| Prompt |
Copy out all the records exactly.

>> begin

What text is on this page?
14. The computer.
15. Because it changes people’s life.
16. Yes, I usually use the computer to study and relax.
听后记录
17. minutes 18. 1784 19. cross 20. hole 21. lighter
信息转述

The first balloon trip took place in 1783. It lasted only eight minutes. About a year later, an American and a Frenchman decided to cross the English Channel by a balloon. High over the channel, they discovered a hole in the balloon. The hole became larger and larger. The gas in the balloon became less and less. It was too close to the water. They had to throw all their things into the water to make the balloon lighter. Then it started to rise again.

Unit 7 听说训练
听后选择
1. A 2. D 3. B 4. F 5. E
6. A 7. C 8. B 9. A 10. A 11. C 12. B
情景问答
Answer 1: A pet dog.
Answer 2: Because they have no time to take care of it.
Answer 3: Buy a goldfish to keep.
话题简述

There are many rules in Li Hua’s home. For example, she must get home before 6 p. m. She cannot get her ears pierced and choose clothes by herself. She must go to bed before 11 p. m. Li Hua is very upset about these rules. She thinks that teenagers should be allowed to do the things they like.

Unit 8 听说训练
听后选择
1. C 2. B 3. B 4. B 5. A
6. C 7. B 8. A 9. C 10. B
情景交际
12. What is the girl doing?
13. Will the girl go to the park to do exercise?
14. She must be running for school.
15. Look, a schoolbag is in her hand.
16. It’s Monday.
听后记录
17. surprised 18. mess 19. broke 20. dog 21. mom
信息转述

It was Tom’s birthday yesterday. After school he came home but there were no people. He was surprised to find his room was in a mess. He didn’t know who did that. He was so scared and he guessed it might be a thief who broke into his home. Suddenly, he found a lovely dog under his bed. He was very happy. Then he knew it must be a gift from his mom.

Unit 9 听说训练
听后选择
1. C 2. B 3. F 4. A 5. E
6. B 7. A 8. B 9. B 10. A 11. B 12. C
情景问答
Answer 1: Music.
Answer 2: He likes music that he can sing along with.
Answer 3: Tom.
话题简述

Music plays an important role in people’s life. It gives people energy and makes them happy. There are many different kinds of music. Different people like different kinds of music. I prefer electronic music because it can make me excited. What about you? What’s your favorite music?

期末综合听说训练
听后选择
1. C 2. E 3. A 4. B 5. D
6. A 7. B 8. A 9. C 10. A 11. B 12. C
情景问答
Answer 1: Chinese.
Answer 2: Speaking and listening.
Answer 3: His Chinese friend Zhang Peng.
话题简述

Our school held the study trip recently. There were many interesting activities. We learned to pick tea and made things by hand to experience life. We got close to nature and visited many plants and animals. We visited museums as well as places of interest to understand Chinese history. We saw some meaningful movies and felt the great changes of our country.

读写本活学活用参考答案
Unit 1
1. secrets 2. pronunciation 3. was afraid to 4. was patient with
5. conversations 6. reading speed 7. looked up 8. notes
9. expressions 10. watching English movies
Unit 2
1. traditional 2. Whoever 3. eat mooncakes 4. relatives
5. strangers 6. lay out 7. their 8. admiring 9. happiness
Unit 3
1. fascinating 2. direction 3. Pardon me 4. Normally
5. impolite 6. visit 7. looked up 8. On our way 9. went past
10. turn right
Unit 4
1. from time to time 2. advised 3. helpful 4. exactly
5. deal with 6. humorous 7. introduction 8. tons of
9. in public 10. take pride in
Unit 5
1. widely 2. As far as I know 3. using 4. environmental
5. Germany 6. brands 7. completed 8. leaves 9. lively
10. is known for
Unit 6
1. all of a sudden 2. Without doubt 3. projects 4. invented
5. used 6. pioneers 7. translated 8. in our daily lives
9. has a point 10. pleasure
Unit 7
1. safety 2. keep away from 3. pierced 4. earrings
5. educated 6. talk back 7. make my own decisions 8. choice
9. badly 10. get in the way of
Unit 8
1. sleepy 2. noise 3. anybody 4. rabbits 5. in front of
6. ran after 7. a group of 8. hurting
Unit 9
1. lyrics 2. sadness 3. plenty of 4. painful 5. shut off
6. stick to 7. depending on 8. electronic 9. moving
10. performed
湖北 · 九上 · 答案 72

>> end

| Output |
What text is on this page?
14. The computer.
15. Because it changes people’s life.
16. Yes, I usually use the computer to study and relax.
听后记录
17. minutes 18. 1784 19. cross 20. hole 21. lighter
信息转述

The first balloon trip took place in 1783. It lasted only eight minutes. About a year later, an American and a Frenchman decided to cross the English Channel by a balloon. High over the channel, they discovered a hole in the balloon. The hole became larger and larger. The gas in the balloon became less and less. It was too close to the water. They had to throw all their things into the water to make the balloon lighter. Then it started to rise again.

Unit 7 听说训练
听后选择
1. A 2. D 3. B 4. F 5. E
6. A 7. C 8. B 9. A 10. A 11. C 12. B
情景问答
Answer 1: A pet dog.
Answer 2: Because they have no time to take care of it.
Answer 3: Buy a goldfish to keep.
话题简述

There are many rules in Li Hua’s home. For example, she must get home before 6 p. m. She cannot get her ears pierced and choose clothes by herself. She must go to bed before 11 p. m. Li Hua is very upset about these rules. She thinks that teenagers should be allowed to do the things they like.

Unit 8 听说训练
听后选择
1. C 2. B 3. B 4. B 5. A
6. C 7. B 8. A 9. C 10. B
情景交际
12. What is the girl doing?
13. Will the girl go to the park to do exercise?
14. She must be running for school.
15. Look, a schoolbag is in her hand.
16. It’s Monday.
听后记录
17. surprised 18. mess 19. broke 20. dog 21. mom
信息转述

It was Tom’s birthday yesterday. After school he came home but there were no people. He was surprised to find his room was in a mess. He didn’t know who did that. He was so scared and he guessed it might be a thief who broke into his home. Suddenly, he found a lovely dog under his bed. He was very happy. Then he knew it must be a gift from his mom.

Unit 9 听说训练
听后选择
1. C 2. B 3. F 4. A 5. E
6. B 7. A 8. B 9. B 10. A 11. B 12. C
情景问答
Answer 1: Music.
Answer 2: He likes music that he can sing along with.
Answer 3: Tom.
话题简述

Music plays an important role in people’s life. It gives people energy and makes them happy. There are many different kinds of music. Different people like different kinds of music. I prefer electronic music because it can make me excited. What about you? What’s your favorite music?

期末综合听说训练
听后选择
1. C 2. E 3. A 4. B 5. D
6. A 7. B 8. A 9. C 10. A 11. B 12. C
情景问答
Answer 1: Chinese.
Answer 2: Speaking and listening.
Answer 3: His Chinese friend Zhang Peng.
话题简述

Our school held the study trip recently. There were many interesting activities. We learned to pick tea and made things by hand to experience life. We got close to nature and visited many plants and animals. We visited museums as well as places of interest to understand Chinese history. We saw some meaningful movies and felt the great changes of our country.

读写本活学活用参考答案
Unit 1
1. secrets 2. pronunciation 3. was afraid to 4. was patient with
5. conversations 6. reading speed 7. looked up 8. notes
9. expressions 10. watching English movies
Unit 2
1. traditional 2. Whoever 3. eat mooncakes 4. relatives
5. strangers 6. lay out 7. their 8. admiring 9. happiness
Unit 3
1. fascinating 2. direction 3. Pardon me 4. Normally
5. impolite 6. visit 7. looked up 8. On our way 9. went past
10. turn right
Unit 4
1. from time to time 2. advised 3. helpful 4. exactly
5. deal with 6. humorous 7. introduction 8. tons of
9. in public 10. take pride in
Unit 5
1. widely 2. As far as I know 3. using 4. environmental
5. Germany 6. brands 7. completed 8. leaves 9. lively
10. is known for
Unit 6
1. all of a sudden 2. Without doubt 3. projects 4. invented
5. used 6. pioneers 7. translated 8. in our daily lives
9. has a point 10. pleasure
Unit 7
1. safety 2. keep away from 3. pierced 4. earrings
5. educated 6. talk back 7. make my own decisions 8. choice
9. badly 10. get in the way of
Unit 8
1. sleepy 2. noise 3. anybody 4. rabbits 5. in front of
6. ran after 7. a group of 8. hurting
Unit 9
1. lyrics 2. sadness 3. plenty of 4. painful 5. shut off
6. stick to 7. depending on 8. electronic 9. moving
10. performed
湖北 · 九上 · 答案 72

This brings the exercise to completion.